:: Work instructions ::
What number of lines hold the word "节点验证服务器"? State that number and nothing besides.
# # #
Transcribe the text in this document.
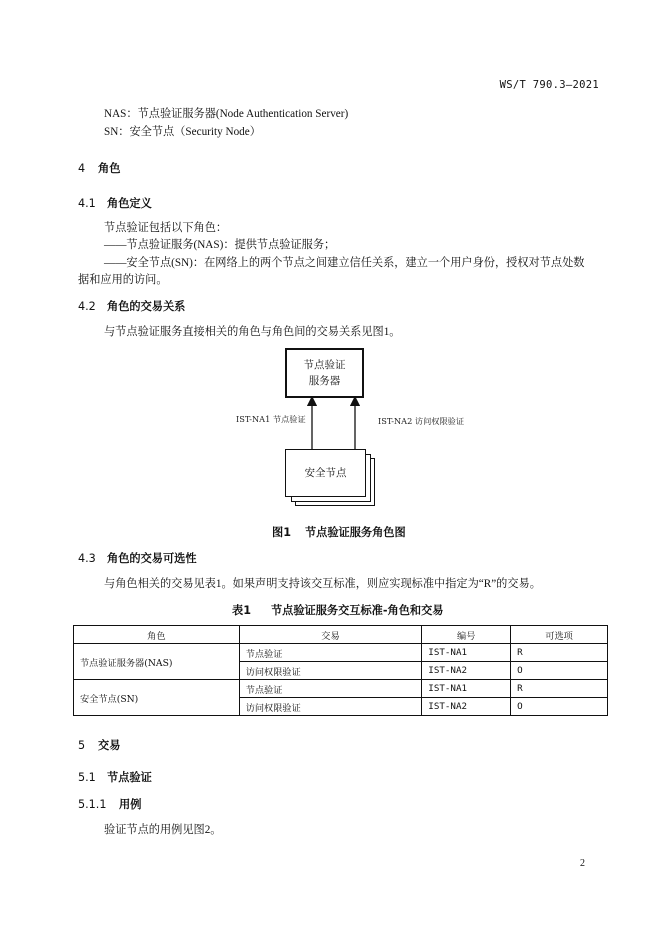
WS/T 790.3—2021
NAS：节点验证服务器(Node Authentication Server)
SN：安全节点（Security Node）
4 角色
4.1 角色定义
节点验证包括以下角色：
——节点验证服务(NAS)：提供节点验证服务；
——安全节点(SN)：在网络上的两个节点之间建立信任关系，建立一个用户身份，授权对节点处数
据和应用的访问。
4.2 角色的交易关系
与节点验证服务直接相关的角色与角色间的交易关系见图1。
节点验证
服务器
IST-NA1 节点验证	IST-NA2 访问权限验证
安全节点
图1 节点验证服务角色图
4.3 角色的交易可选性
与角色相关的交易见表1。如果声明支持该交互标准，则应实现标准中指定为“R”的交易。
表1 节点验证服务交互标准-角色和交易
角色	交易	编号	可选项
节点验证服务器(NAS)	节点验证	IST-NA1	R
	访问权限验证	IST-NA2	O
安全节点(SN)	节点验证	IST-NA1	R
	访问权限验证	IST-NA2	O
5 交易
5.1 节点验证
5.1.1 用例
验证节点的用例见图2。
2
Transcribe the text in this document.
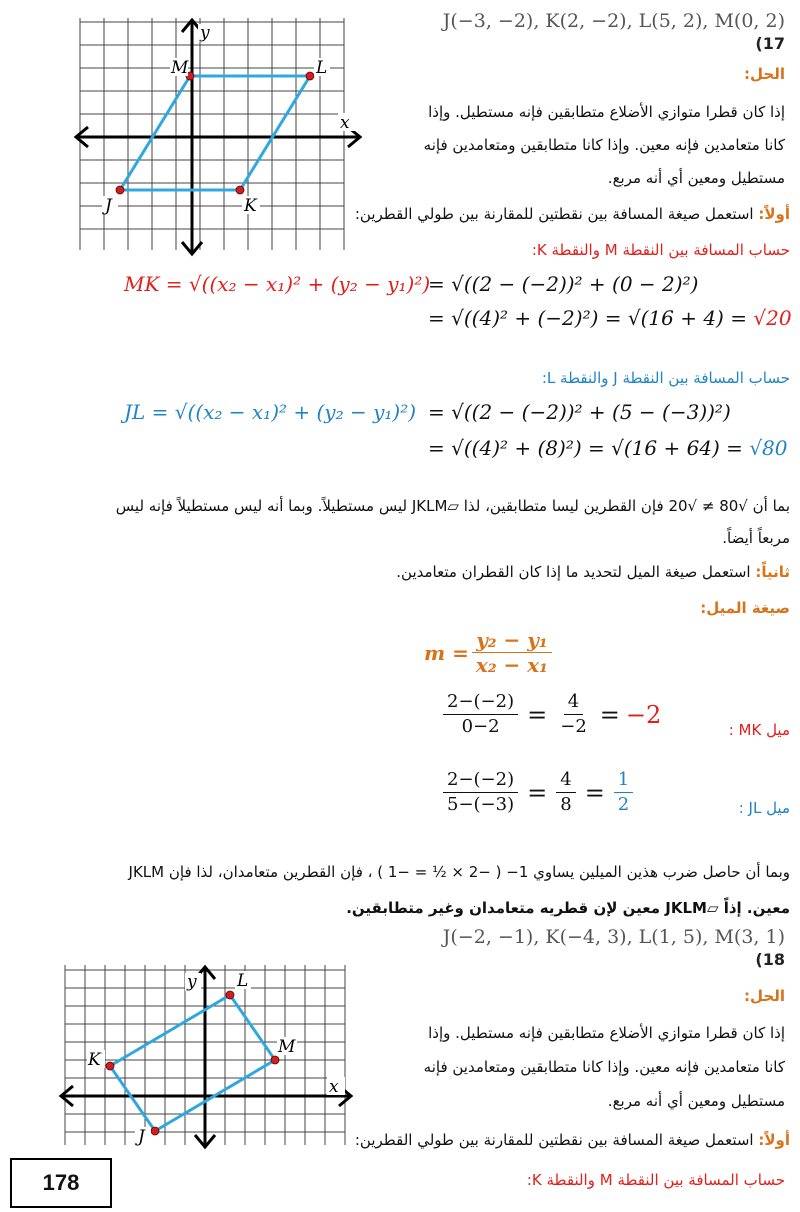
y
x
M	L
J	K
J(−3, −2), K(2, −2), L(5, 2), M(0, 2) (17
الحل:
إذا كان قطرا متوازي الأضلاع متطابقين فإنه مستطيل. وإذا
كانا متعامدين فإنه معين. وإذا كانا متطابقين ومتعامدين فإنه
مستطيل ومعين أي أنه مربع.
أولاً: استعمل صيغة المسافة بين نقطتين للمقارنة بين طولي القطرين:
حساب المسافة بين النقطة M والنقطة K:
MK = √((x₂ − x₁)² + (y₂ − y₁)²)
= √((2 − (−2))² + (0 − 2)²)
= √((4)² + (−2)²) = √(16 + 4) = √20
حساب المسافة بين النقطة J والنقطة L:
JL = √((x₂ − x₁)² + (y₂ − y₁)²) = √((2 − (−2))² + (5 − (−3))²)
= √((4)² + (8)²) = √(16 + 64) = √80
بما أن √80 ≠ √20 فإن القطرين ليسا متطابقين، لذا ▱JKLM ليس مستطيلاً. وبما أنه ليس مستطيلاً فإنه ليس
مربعاً أيضاً.
ثانياً: استعمل صيغة الميل لتحديد ما إذا كان القطران متعامدين.
صيغة الميل:
$m = \frac{\text{y₂ − y₁}}{\text{x₂ − x₁}}$
$\frac{2-(-2)}{0-2} = \frac{4}{-2} = -2$
ميل MK :
$\frac{2-(-2)}{5-(-3)} = \frac{4}{8} = \frac{1}{2}$	ميل JL :
وبما أن حاصل ضرب هذين الميلين يساوي 1− ( −2 × ½ = −1 ) ، فإن القطرين متعامدان، لذا فإن JKLM
معين. إذاً ▱JKLM معين لإن قطريه متعامدان وغير متطابقين.
J(−2, −1), K(−4, 3), L(1, 5), M(3, 1) (18
y
x
L
K
M
J
الحل:
إذا كان قطرا متوازي الأضلاع متطابقين فإنه مستطيل. وإذا
كانا متعامدين فإنه معين. وإذا كانا متطابقين ومتعامدين فإنه
مستطيل ومعين أي أنه مربع.
أولاً: استعمل صيغة المسافة بين نقطتين للمقارنة بين طولي القطرين:
حساب المسافة بين النقطة M والنقطة K:
178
# # #
:: Result of this exercise ::
2